WHAT TO WORK ON | Repeat, exactly and in full, the lines of the listing below, but without any pictures.

SUPPLIED INFORMATION |
# # # #

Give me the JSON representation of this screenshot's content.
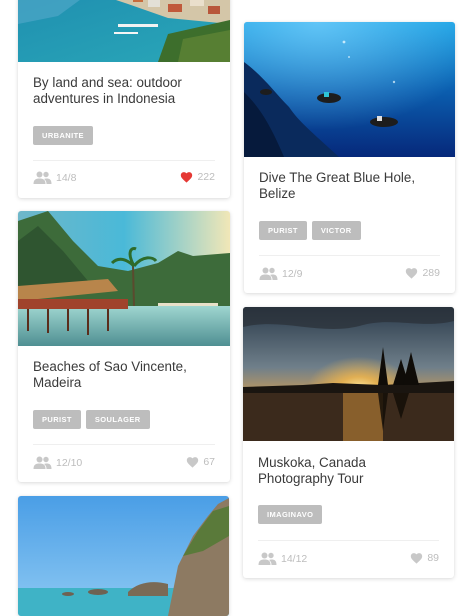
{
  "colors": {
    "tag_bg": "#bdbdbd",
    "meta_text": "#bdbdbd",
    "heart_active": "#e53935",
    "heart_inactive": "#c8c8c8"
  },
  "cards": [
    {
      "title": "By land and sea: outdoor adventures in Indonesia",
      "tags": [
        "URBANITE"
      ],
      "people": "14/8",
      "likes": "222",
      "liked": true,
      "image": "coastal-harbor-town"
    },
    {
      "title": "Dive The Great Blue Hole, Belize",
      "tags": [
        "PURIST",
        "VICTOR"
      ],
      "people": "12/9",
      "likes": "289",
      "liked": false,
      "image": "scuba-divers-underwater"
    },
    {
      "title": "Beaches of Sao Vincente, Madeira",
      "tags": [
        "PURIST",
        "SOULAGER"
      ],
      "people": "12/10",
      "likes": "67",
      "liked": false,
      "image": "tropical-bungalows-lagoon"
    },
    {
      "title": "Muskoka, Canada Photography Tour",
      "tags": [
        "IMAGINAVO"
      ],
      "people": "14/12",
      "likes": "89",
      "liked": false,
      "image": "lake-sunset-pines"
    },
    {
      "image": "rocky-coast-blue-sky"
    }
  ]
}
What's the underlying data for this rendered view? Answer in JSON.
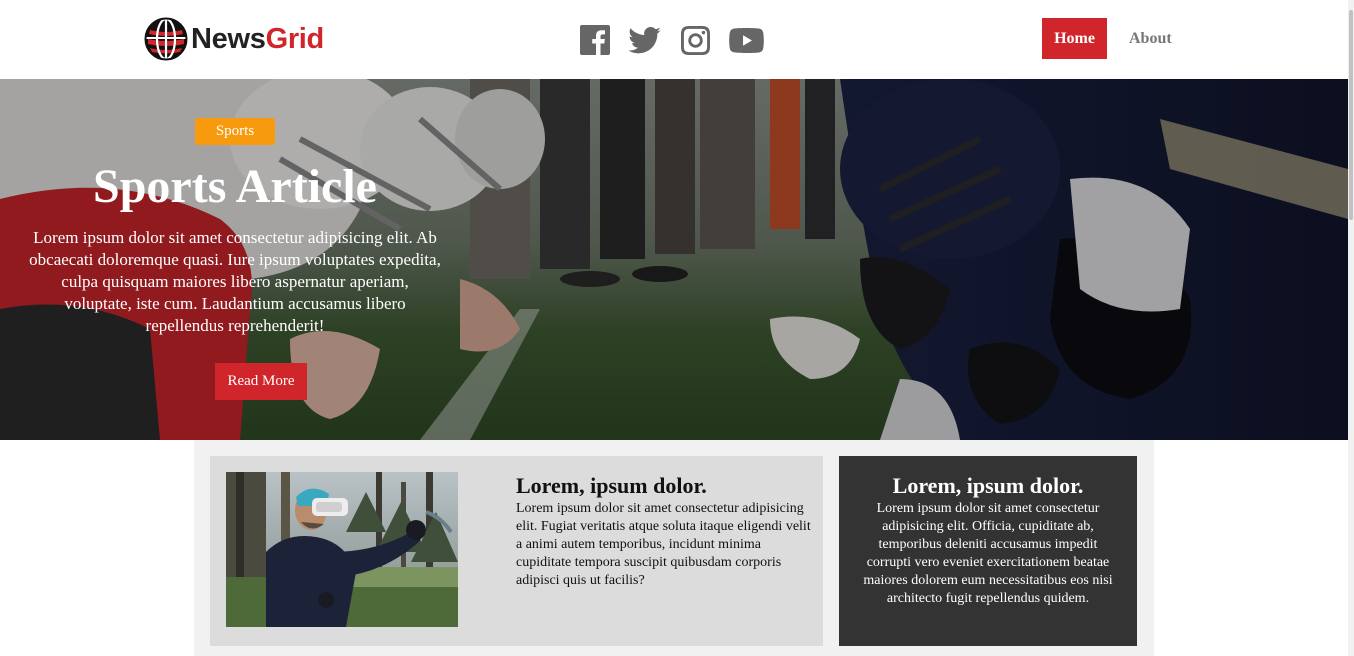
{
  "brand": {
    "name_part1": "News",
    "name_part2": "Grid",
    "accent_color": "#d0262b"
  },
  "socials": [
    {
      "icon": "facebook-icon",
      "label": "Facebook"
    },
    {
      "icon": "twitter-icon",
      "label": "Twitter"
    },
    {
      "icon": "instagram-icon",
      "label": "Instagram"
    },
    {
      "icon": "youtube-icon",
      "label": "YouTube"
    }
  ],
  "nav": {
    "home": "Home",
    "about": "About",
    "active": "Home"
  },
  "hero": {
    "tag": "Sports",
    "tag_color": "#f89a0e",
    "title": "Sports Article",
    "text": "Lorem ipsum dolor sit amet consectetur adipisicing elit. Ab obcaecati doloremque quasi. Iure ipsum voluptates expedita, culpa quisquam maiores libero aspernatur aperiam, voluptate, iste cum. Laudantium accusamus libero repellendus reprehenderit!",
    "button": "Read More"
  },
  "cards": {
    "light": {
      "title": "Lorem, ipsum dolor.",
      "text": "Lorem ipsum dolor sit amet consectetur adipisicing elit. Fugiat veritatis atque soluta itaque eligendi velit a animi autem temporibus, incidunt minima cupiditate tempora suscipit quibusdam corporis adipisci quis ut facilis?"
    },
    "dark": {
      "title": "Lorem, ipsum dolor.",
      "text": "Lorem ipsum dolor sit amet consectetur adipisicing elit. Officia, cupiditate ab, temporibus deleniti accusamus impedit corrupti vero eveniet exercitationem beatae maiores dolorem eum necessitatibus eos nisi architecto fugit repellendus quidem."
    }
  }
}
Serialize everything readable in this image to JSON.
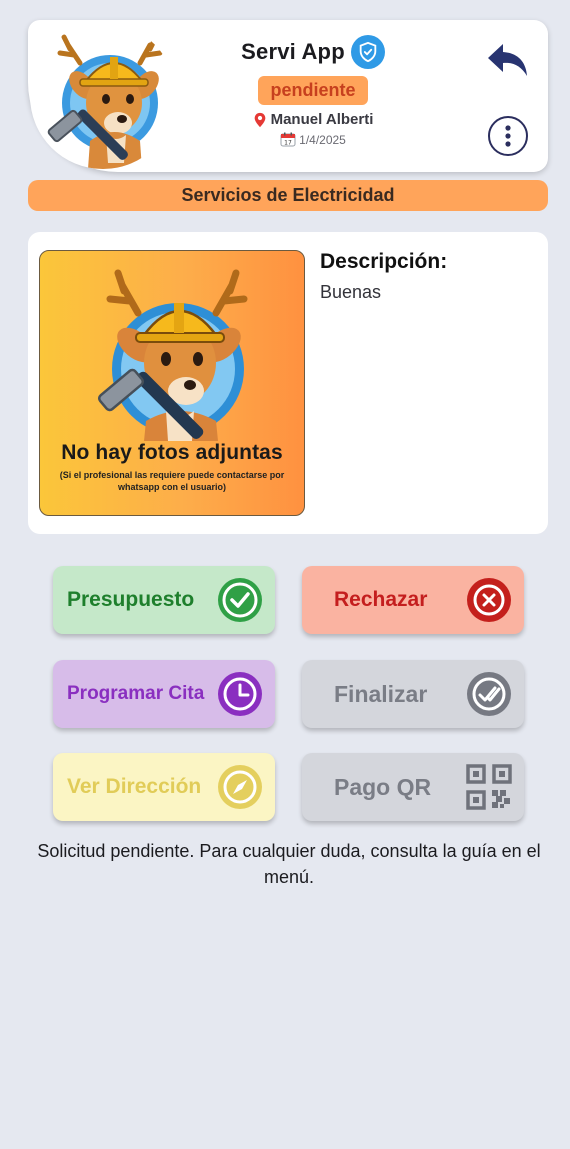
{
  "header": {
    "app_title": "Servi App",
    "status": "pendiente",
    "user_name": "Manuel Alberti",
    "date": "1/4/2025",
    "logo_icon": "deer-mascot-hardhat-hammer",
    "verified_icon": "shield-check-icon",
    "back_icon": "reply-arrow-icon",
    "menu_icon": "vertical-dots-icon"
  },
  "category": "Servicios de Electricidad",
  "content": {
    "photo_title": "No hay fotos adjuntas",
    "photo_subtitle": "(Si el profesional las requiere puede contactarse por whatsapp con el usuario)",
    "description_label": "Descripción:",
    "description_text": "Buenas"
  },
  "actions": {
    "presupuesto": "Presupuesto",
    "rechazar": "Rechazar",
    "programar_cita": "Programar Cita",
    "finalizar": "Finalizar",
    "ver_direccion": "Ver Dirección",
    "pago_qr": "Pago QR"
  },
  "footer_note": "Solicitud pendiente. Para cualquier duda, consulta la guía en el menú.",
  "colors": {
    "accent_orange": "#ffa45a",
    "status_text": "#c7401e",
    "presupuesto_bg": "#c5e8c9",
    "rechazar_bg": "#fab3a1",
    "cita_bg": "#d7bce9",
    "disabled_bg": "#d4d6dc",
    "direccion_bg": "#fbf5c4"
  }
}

# # # #

EXPECTED ANSWER |
Give me the JSON representation of this screenshot's content.
{
  "colors": {
    "tag_bg": "#bdbdbd",
    "meta_text": "#bdbdbd",
    "heart_active": "#e53935",
    "heart_inactive": "#c8c8c8"
  },
  "cards": [
    {
      "title": "By land and sea: outdoor adventures in Indonesia",
      "tags": [
        "URBANITE"
      ],
      "people": "14/8",
      "likes": "222",
      "liked": true,
      "image": "coastal-harbor-town"
    },
    {
      "title": "Dive The Great Blue Hole, Belize",
      "tags": [
        "PURIST",
        "VICTOR"
      ],
      "people": "12/9",
      "likes": "289",
      "liked": false,
      "image": "scuba-divers-underwater"
    },
    {
      "title": "Beaches of Sao Vincente, Madeira",
      "tags": [
        "PURIST",
        "SOULAGER"
      ],
      "people": "12/10",
      "likes": "67",
      "liked": false,
      "image": "tropical-bungalows-lagoon"
    },
    {
      "title": "Muskoka, Canada Photography Tour",
      "tags": [
        "IMAGINAVO"
      ],
      "people": "14/12",
      "likes": "89",
      "liked": false,
      "image": "lake-sunset-pines"
    },
    {
      "image": "rocky-coast-blue-sky"
    }
  ]
}
What's the underlying data for this rendered view? Answer in JSON.
{
  "brand": {
    "name_part1": "News",
    "name_part2": "Grid",
    "accent_color": "#d0262b"
  },
  "socials": [
    {
      "icon": "facebook-icon",
      "label": "Facebook"
    },
    {
      "icon": "twitter-icon",
      "label": "Twitter"
    },
    {
      "icon": "instagram-icon",
      "label": "Instagram"
    },
    {
      "icon": "youtube-icon",
      "label": "YouTube"
    }
  ],
  "nav": {
    "home": "Home",
    "about": "About",
    "active": "Home"
  },
  "hero": {
    "tag": "Sports",
    "tag_color": "#f89a0e",
    "title": "Sports Article",
    "text": "Lorem ipsum dolor sit amet consectetur adipisicing elit. Ab obcaecati doloremque quasi. Iure ipsum voluptates expedita, culpa quisquam maiores libero aspernatur aperiam, voluptate, iste cum. Laudantium accusamus libero repellendus reprehenderit!",
    "button": "Read More"
  },
  "cards": {
    "light": {
      "title": "Lorem, ipsum dolor.",
      "text": "Lorem ipsum dolor sit amet consectetur adipisicing elit. Fugiat veritatis atque soluta itaque eligendi velit a animi autem temporibus, incidunt minima cupiditate tempora suscipit quibusdam corporis adipisci quis ut facilis?"
    },
    "dark": {
      "title": "Lorem, ipsum dolor.",
      "text": "Lorem ipsum dolor sit amet consectetur adipisicing elit. Officia, cupiditate ab, temporibus deleniti accusamus impedit corrupti vero eveniet exercitationem beatae maiores dolorem eum necessitatibus eos nisi architecto fugit repellendus quidem."
    }
  }
}
Serialize everything readable in this image to JSON.
{
  "header": {
    "app_title": "Servi App",
    "status": "pendiente",
    "user_name": "Manuel Alberti",
    "date": "1/4/2025",
    "logo_icon": "deer-mascot-hardhat-hammer",
    "verified_icon": "shield-check-icon",
    "back_icon": "reply-arrow-icon",
    "menu_icon": "vertical-dots-icon"
  },
  "category": "Servicios de Electricidad",
  "content": {
    "photo_title": "No hay fotos adjuntas",
    "photo_subtitle": "(Si el profesional las requiere puede contactarse por whatsapp con el usuario)",
    "description_label": "Descripción:",
    "description_text": "Buenas"
  },
  "actions": {
    "presupuesto": "Presupuesto",
    "rechazar": "Rechazar",
    "programar_cita": "Programar Cita",
    "finalizar": "Finalizar",
    "ver_direccion": "Ver Dirección",
    "pago_qr": "Pago QR"
  },
  "footer_note": "Solicitud pendiente. Para cualquier duda, consulta la guía en el menú.",
  "colors": {
    "accent_orange": "#ffa45a",
    "status_text": "#c7401e",
    "presupuesto_bg": "#c5e8c9",
    "rechazar_bg": "#fab3a1",
    "cita_bg": "#d7bce9",
    "disabled_bg": "#d4d6dc",
    "direccion_bg": "#fbf5c4"
  }
}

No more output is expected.